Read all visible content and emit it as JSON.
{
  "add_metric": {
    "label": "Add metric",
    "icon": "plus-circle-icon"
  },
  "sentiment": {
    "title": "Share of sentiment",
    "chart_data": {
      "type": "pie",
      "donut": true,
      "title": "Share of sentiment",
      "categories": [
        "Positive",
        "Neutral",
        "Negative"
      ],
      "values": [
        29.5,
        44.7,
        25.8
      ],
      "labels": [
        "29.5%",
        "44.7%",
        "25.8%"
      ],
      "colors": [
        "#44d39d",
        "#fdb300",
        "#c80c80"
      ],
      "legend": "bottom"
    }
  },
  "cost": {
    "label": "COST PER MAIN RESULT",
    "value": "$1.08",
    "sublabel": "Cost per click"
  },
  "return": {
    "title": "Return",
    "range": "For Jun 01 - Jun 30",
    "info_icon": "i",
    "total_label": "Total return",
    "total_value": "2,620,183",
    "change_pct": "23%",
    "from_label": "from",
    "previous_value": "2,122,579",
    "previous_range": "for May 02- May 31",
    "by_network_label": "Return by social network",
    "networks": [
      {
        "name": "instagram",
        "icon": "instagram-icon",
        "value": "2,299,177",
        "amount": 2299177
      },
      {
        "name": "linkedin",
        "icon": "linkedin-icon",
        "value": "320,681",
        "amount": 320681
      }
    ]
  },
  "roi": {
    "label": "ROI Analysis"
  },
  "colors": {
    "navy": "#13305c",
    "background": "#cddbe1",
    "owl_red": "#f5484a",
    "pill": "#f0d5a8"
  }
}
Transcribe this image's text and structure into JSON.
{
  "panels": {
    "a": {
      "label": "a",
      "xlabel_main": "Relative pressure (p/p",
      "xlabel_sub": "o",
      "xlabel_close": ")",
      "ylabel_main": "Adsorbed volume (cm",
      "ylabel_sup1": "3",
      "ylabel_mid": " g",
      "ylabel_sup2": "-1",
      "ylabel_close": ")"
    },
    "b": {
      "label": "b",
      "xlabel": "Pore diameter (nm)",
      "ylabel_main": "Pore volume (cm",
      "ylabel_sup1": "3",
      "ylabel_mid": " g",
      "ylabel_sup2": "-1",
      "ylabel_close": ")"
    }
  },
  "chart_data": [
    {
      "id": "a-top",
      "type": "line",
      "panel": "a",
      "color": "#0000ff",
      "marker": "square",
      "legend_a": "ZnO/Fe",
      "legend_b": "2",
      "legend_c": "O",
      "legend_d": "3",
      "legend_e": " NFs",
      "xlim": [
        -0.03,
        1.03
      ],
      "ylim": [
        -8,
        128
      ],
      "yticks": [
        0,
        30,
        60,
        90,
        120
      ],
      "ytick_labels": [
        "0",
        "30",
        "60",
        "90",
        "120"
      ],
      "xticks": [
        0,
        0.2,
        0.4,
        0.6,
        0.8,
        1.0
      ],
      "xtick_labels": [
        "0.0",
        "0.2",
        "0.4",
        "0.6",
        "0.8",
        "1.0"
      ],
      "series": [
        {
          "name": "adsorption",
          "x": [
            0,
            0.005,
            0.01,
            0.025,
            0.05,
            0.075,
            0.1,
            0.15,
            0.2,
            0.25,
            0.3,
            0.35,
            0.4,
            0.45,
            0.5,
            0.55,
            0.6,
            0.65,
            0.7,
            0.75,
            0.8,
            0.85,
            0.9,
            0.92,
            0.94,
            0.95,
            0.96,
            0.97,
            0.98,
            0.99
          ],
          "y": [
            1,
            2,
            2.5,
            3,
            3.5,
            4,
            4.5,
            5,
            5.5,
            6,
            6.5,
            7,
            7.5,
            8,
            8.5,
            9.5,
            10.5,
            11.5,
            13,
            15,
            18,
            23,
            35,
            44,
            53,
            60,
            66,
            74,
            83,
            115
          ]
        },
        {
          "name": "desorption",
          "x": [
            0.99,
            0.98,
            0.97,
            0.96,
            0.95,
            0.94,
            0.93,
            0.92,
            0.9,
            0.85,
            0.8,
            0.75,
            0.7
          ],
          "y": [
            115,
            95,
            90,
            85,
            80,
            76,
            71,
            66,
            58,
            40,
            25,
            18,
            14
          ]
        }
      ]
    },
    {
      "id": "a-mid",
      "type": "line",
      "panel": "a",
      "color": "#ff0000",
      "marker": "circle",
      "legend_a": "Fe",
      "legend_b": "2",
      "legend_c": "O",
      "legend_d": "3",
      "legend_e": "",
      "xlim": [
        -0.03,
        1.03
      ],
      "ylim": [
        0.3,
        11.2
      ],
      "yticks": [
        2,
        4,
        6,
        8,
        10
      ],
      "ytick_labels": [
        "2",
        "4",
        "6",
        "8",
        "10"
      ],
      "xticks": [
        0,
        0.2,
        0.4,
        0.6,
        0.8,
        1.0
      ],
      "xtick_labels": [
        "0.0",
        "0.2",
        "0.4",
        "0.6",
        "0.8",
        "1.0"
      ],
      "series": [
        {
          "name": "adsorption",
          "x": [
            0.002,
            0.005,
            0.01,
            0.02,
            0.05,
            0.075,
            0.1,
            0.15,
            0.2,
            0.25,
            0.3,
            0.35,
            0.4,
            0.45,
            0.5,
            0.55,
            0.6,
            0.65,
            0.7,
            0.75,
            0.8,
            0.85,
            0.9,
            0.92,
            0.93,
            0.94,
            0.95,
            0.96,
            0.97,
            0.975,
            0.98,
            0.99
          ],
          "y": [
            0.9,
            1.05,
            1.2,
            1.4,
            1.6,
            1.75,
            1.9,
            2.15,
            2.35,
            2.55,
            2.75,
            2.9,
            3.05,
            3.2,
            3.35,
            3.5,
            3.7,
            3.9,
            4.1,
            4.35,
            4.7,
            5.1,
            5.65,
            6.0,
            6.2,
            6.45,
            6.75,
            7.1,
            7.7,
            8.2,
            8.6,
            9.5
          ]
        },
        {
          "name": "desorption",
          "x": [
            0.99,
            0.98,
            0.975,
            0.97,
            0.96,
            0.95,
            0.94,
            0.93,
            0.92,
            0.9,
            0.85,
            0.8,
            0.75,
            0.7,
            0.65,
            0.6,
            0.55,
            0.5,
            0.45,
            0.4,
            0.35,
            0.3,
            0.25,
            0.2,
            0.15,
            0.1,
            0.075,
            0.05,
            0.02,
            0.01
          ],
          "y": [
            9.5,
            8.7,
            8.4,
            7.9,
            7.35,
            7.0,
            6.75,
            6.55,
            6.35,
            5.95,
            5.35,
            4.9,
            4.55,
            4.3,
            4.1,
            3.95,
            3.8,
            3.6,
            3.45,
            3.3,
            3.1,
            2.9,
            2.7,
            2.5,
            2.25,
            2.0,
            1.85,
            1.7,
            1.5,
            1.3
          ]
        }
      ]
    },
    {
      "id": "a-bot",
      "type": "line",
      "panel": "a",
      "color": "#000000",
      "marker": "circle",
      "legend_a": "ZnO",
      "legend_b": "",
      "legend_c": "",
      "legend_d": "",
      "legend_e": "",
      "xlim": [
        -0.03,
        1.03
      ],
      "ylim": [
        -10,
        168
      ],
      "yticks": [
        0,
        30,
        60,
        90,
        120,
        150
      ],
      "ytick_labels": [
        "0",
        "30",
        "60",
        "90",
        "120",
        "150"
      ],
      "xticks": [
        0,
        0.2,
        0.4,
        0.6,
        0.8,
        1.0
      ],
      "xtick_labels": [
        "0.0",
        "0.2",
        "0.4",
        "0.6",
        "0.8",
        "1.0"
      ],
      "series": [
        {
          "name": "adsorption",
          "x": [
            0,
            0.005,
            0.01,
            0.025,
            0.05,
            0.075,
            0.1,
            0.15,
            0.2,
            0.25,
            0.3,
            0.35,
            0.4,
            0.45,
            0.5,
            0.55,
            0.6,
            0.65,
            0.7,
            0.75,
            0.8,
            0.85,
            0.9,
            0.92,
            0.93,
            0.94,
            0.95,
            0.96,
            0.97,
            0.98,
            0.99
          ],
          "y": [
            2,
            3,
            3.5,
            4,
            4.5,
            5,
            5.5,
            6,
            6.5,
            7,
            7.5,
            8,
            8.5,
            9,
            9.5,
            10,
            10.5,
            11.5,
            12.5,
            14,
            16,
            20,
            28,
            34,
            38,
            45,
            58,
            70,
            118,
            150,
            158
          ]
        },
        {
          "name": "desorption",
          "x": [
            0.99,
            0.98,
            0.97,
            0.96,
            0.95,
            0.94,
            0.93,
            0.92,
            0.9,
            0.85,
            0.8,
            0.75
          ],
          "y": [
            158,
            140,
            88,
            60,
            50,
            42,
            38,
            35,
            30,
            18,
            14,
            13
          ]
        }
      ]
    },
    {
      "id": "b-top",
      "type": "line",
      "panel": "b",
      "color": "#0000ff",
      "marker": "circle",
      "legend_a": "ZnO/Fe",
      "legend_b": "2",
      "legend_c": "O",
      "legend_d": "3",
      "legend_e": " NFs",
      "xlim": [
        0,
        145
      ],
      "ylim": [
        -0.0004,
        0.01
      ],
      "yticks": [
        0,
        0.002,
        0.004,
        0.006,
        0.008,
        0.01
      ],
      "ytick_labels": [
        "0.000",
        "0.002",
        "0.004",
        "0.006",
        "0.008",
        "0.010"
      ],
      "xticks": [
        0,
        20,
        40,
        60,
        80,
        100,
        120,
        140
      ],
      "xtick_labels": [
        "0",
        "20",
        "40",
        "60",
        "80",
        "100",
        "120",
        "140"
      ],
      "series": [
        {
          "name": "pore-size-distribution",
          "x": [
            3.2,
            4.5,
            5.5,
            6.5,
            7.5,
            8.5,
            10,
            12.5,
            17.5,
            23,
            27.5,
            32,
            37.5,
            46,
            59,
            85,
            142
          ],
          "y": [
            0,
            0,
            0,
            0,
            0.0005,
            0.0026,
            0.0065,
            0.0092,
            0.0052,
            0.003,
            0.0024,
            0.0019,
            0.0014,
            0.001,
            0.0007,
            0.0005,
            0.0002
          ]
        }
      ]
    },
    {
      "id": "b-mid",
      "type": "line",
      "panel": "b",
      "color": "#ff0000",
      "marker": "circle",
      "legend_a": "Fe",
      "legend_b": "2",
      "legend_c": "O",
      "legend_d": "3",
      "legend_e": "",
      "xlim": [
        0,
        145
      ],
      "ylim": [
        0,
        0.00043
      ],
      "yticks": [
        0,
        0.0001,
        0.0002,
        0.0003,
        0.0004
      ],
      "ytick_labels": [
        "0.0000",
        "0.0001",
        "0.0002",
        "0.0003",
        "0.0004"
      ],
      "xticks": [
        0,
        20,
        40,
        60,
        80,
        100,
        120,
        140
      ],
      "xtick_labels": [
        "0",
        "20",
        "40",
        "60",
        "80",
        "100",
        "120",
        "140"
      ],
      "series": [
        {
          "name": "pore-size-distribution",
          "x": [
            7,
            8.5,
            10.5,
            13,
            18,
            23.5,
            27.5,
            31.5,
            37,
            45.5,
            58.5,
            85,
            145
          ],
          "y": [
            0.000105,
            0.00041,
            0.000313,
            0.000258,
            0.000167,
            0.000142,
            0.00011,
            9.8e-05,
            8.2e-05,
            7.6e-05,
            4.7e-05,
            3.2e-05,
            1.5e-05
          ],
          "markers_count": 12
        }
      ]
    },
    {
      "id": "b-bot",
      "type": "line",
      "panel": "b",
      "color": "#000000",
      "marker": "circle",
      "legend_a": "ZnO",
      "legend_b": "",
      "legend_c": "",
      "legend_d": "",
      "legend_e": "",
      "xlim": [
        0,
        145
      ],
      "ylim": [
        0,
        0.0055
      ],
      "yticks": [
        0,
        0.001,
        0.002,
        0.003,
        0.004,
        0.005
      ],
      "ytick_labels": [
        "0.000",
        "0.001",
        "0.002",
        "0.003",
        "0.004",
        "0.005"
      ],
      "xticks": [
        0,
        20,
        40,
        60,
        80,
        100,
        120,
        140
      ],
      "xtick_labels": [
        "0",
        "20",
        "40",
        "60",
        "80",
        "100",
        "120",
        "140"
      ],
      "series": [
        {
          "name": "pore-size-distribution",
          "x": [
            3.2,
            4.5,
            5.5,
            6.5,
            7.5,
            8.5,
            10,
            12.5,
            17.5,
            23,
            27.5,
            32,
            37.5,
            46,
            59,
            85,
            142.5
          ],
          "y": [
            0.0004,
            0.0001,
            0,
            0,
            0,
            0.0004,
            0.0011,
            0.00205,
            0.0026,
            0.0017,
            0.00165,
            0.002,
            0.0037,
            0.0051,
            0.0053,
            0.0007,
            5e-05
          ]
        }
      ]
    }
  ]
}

◆ **Task brief**
How many of the listing's lines contain "instagram"? Respond with a single number and nothing else.

◆ **Answer for this exercise**
2